# Dataset excerpts:
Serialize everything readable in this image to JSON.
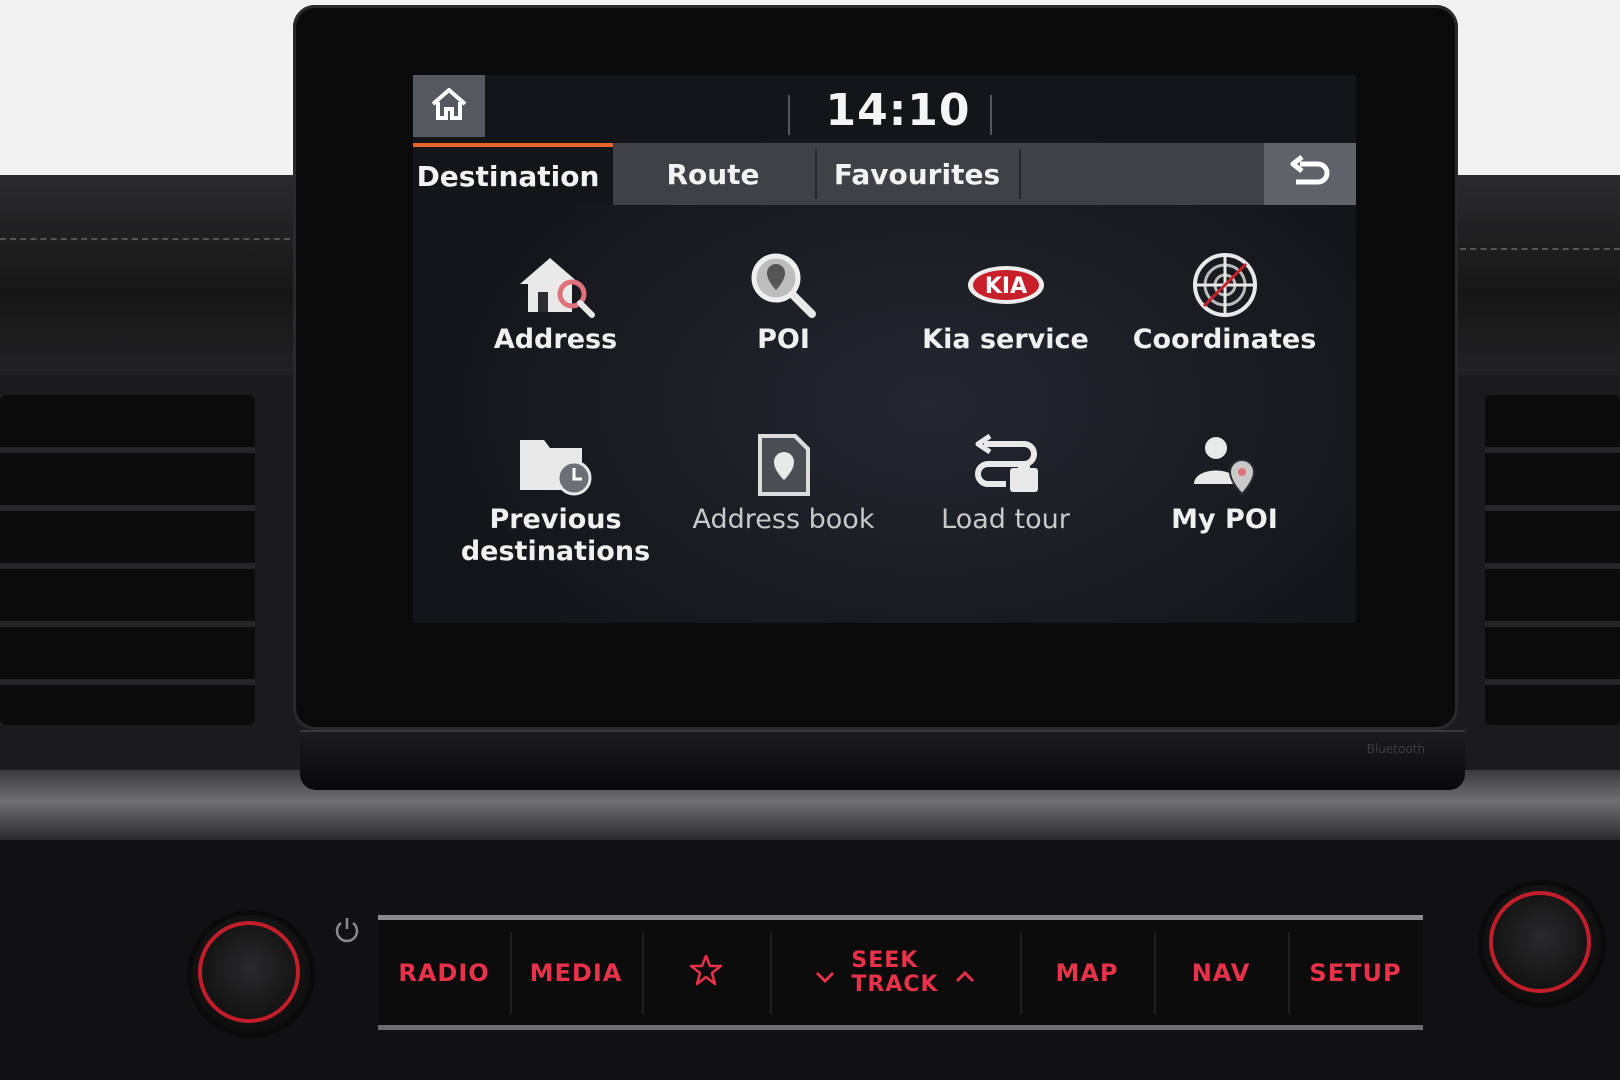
{
  "head_unit": {
    "clock": "14:10",
    "tabs": [
      {
        "label": "Destination",
        "active": true
      },
      {
        "label": "Route",
        "active": false
      },
      {
        "label": "Favourites",
        "active": false
      }
    ],
    "menu": [
      {
        "label": "Address",
        "icon": "house-search-icon"
      },
      {
        "label": "POI",
        "icon": "magnifier-pin-icon"
      },
      {
        "label": "Kia service",
        "icon": "kia-logo-icon"
      },
      {
        "label": "Coordinates",
        "icon": "globe-target-icon"
      },
      {
        "label": "Previous destinations",
        "line1": "Previous",
        "line2": "destinations",
        "icon": "folder-clock-icon"
      },
      {
        "label": "Address book",
        "icon": "address-book-icon"
      },
      {
        "label": "Load tour",
        "icon": "route-tour-icon"
      },
      {
        "label": "My POI",
        "icon": "person-pin-icon"
      }
    ],
    "icons": {
      "home": "home-icon",
      "back": "back-arrow-icon"
    },
    "accent": "#e8632a"
  },
  "bezel": {
    "bluetooth_label": "Bluetooth"
  },
  "controls": {
    "radio": "RADIO",
    "media": "MEDIA",
    "favourite_icon": "star-icon",
    "seek_line1": "SEEK",
    "seek_line2": "TRACK",
    "map": "MAP",
    "nav": "NAV",
    "setup": "SETUP",
    "button_color": "#e8324a"
  }
}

# Task prompt:
Look above for lines with the word "tour" and copy them all.

# Correct response:
        "label": "Load tour",
        "icon": "route-tour-icon"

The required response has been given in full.